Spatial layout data
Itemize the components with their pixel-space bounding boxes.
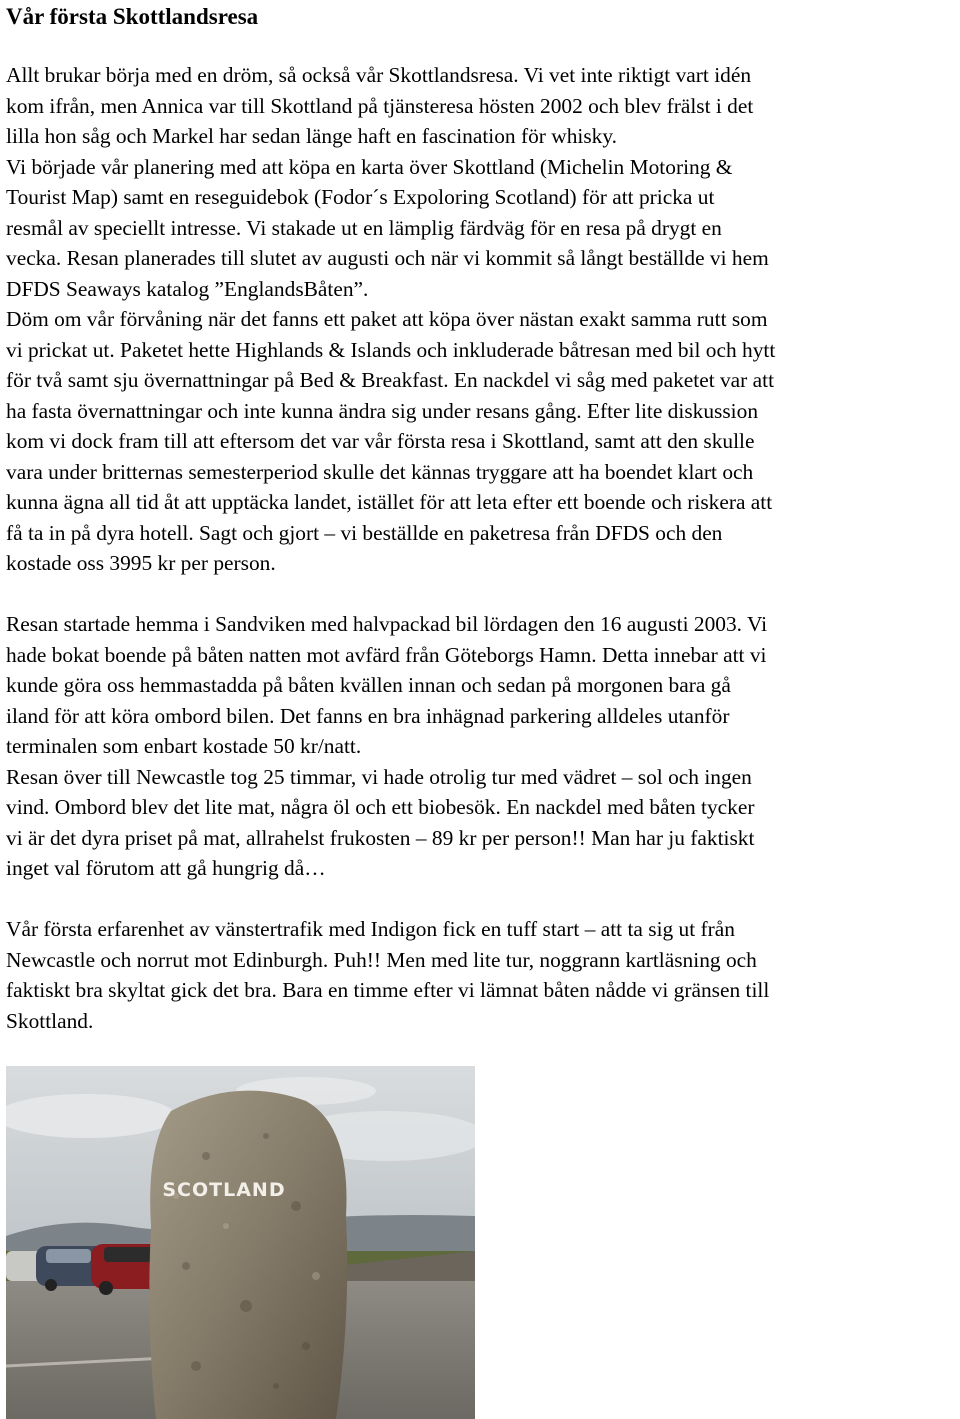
- text-line: Skottland.: [6, 1008, 94, 1033]
- text-line: ha fasta övernattningar och inte kunna ändra sig under resans gång. Efter lite diskussion: [6, 398, 759, 423]
- text-line: faktiskt bra skyltat gick det bra. Bara en timme efter vi lämnat båten nådde vi gränsen till: [6, 978, 770, 1002]
- text-line: få ta in på dyra hotell. Sagt och gjort – vi beställde en paketresa från DFDS och den: [6, 520, 723, 545]
- text-line: kom vi dock fram till att eftersom det var vår första resa i Skottland, samt att den skulle: [6, 429, 755, 453]
- text-line: Resan startade hemma i Sandviken med halvpackad bil lördagen den 16 augusti 2003. Vi: [6, 612, 768, 636]
- text-line: kostade oss 3995 kr per person.: [6, 551, 276, 575]
- text-line: Döm om vår förvåning när det fanns ett paket att köpa över nästan exakt samma rutt som: [6, 307, 768, 331]
- text-line: hade bokat boende på båten natten mot avfärd från Göteborgs Hamn. Detta innebar att vi: [6, 642, 767, 667]
- text-line: kom ifrån, men Annica var till Skottland på tjänsteresa hösten 2002 och blev frälst i det: [6, 93, 754, 118]
- text-line: kunna ägna all tid åt att upptäcka landet, istället för att leta efter ett boende och riskera att: [6, 490, 773, 514]
- text-line: inget val förutom att gå hungrig då…: [6, 856, 326, 880]
- paragraph-ferry: [6, 609, 956, 884]
- text-line: terminalen som enbart kostade 50 kr/natt.: [6, 734, 362, 758]
- paragraph-planning: [6, 60, 956, 579]
- text-line: Newcastle och norrut mot Edinburgh. Puh!! Men med lite tur, noggrann kartläsning och: [6, 947, 757, 972]
- paragraph-drive: [6, 914, 956, 1036]
- text-line: Tourist Map) samt en reseguidebok (Fodor´s Expoloring Scotland) för att pricka ut: [6, 185, 715, 209]
- text-line: Resan över till Newcastle tog 25 timmar, vi hade otrolig tur med vädret – sol och ingen: [6, 764, 752, 789]
- text-line: DFDS Seaways katalog ”EnglandsBåten”.: [6, 276, 369, 301]
- text-line: för två samt sju övernattningar på Bed & Breakfast. En nackdel vi såg med paketet var att: [6, 368, 775, 392]
- text-line: lilla hon såg och Markel har sedan länge haft en fascination för whisky.: [6, 124, 618, 148]
- text-line: Allt brukar börja med en dröm, så också vår Skottlandsresa. Vi vet inte riktigt vart idén: [6, 63, 752, 87]
- text-line: vara under britternas semesterperiod skulle det kännas tryggare att ha boendet klart och: [6, 459, 754, 484]
- text-line: resmål av speciellt intresse. Vi stakade ut en lämplig färdväg för en resa på drygt en: [6, 215, 722, 240]
- text-line: vind. Ombord blev det lite mat, några öl och ett biobesök. En nackdel med båten tycker: [6, 795, 755, 819]
- scotland-border-stone-photo: [6, 1066, 475, 1419]
- text-line: vi prickat ut. Paketet hette Highlands & Islands och inkluderade båtresan med bil och hytt: [6, 337, 776, 362]
- text-line: iland för att köra ombord bilen. Det fanns en bra inhägnad parkering alldeles utanför: [6, 703, 730, 728]
- text-line: Vi började vår planering med att köpa en karta över Skottland (Michelin Motoring &: [6, 154, 733, 179]
- text-line: vi är det dyra priset på mat, allrahelst frukosten – 89 kr per person!! Man har ju faktiskt: [6, 825, 755, 850]
- text-line: Vår första erfarenhet av vänstertrafik med Indigon fick en tuff start – att ta sig ut från: [6, 917, 735, 941]
- text-line: kunde göra oss hemmastadda på båten kvällen innan och sedan på morgonen bara gå: [6, 673, 731, 697]
- stone-lettering: SCOTLAND: [162, 1179, 286, 1201]
- document: [6, 0, 956, 1033]
- page-title: Vår första Skottlandsresa: [6, 4, 259, 29]
- text-line: vecka. Resan planerades till slutet av augusti och när vi kommit så långt beställde vi hem: [6, 246, 769, 270]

**Task details:** Please copy the records above with every "text-line" renamed to "text-row" and everything else left unchanged. Omit the pictures.

**Output:**
Itemize the components with their pixel-space bounding boxes.
- text-row: Skottland.: [6, 1008, 94, 1033]
- text-row: ha fasta övernattningar och inte kunna ändra sig under resans gång. Efter lite diskussion: [6, 398, 759, 423]
- text-row: faktiskt bra skyltat gick det bra. Bara en timme efter vi lämnat båten nådde vi gränsen till: [6, 978, 770, 1002]
- text-row: få ta in på dyra hotell. Sagt och gjort – vi beställde en paketresa från DFDS och den: [6, 520, 723, 545]
- text-row: kom vi dock fram till att eftersom det var vår första resa i Skottland, samt att den skulle: [6, 429, 755, 453]
- text-row: Resan startade hemma i Sandviken med halvpackad bil lördagen den 16 augusti 2003. Vi: [6, 612, 768, 636]
- text-row: kostade oss 3995 kr per person.: [6, 551, 276, 575]
- text-row: Döm om vår förvåning när det fanns ett paket att köpa över nästan exakt samma rutt som: [6, 307, 768, 331]
- text-row: hade bokat boende på båten natten mot avfärd från Göteborgs Hamn. Detta innebar att vi: [6, 642, 767, 667]
- text-row: kom ifrån, men Annica var till Skottland på tjänsteresa hösten 2002 och blev frälst i det: [6, 93, 754, 118]
- text-row: kunna ägna all tid åt att upptäcka landet, istället för att leta efter ett boende och riskera att: [6, 490, 773, 514]
- text-row: inget val förutom att gå hungrig då…: [6, 856, 326, 880]
- paragraph-ferry: [6, 609, 956, 884]
- text-row: terminalen som enbart kostade 50 kr/natt.: [6, 734, 362, 758]
- paragraph-planning: [6, 60, 956, 579]
- text-row: Newcastle och norrut mot Edinburgh. Puh!! Men med lite tur, noggrann kartläsning och: [6, 947, 757, 972]
- paragraph-drive: [6, 914, 956, 1036]
- text-row: Tourist Map) samt en reseguidebok (Fodor´s Expoloring Scotland) för att pricka ut: [6, 185, 715, 209]
- text-row: Resan över till Newcastle tog 25 timmar, vi hade otrolig tur med vädret – sol och ingen: [6, 764, 752, 789]
- text-row: DFDS Seaways katalog ”EnglandsBåten”.: [6, 276, 369, 301]
- text-row: för två samt sju övernattningar på Bed & Breakfast. En nackdel vi såg med paketet var att: [6, 368, 775, 392]
- text-row: lilla hon såg och Markel har sedan länge haft en fascination för whisky.: [6, 124, 618, 148]
- text-row: Allt brukar börja med en dröm, så också vår Skottlandsresa. Vi vet inte riktigt vart idén: [6, 63, 752, 87]
- text-row: vara under britternas semesterperiod skulle det kännas tryggare att ha boendet klart och: [6, 459, 754, 484]
- text-row: resmål av speciellt intresse. Vi stakade ut en lämplig färdväg för en resa på drygt en: [6, 215, 722, 240]
- text-row: vind. Ombord blev det lite mat, några öl och ett biobesök. En nackdel med båten tycker: [6, 795, 755, 819]
- scotland-border-stone-photo: [6, 1066, 475, 1419]
- text-row: vi prickat ut. Paketet hette Highlands & Islands och inkluderade båtresan med bil och hytt: [6, 337, 776, 362]
- text-row: iland för att köra ombord bilen. Det fanns en bra inhägnad parkering alldeles utanför: [6, 703, 730, 728]
- text-row: Vi började vår planering med att köpa en karta över Skottland (Michelin Motoring &: [6, 154, 733, 179]
- text-row: vi är det dyra priset på mat, allrahelst frukosten – 89 kr per person!! Man har ju faktiskt: [6, 825, 755, 850]
- text-row: Vår första erfarenhet av vänstertrafik med Indigon fick en tuff start – att ta sig ut från: [6, 917, 735, 941]
- text-row: kunde göra oss hemmastadda på båten kvällen innan och sedan på morgonen bara gå: [6, 673, 731, 697]
- stone-lettering: SCOTLAND: [162, 1179, 286, 1201]
- document: [6, 0, 956, 1033]
- page-title: Vår första Skottlandsresa: [6, 4, 259, 29]
- text-row: vecka. Resan planerades till slutet av augusti och när vi kommit så långt beställde vi hem: [6, 246, 769, 270]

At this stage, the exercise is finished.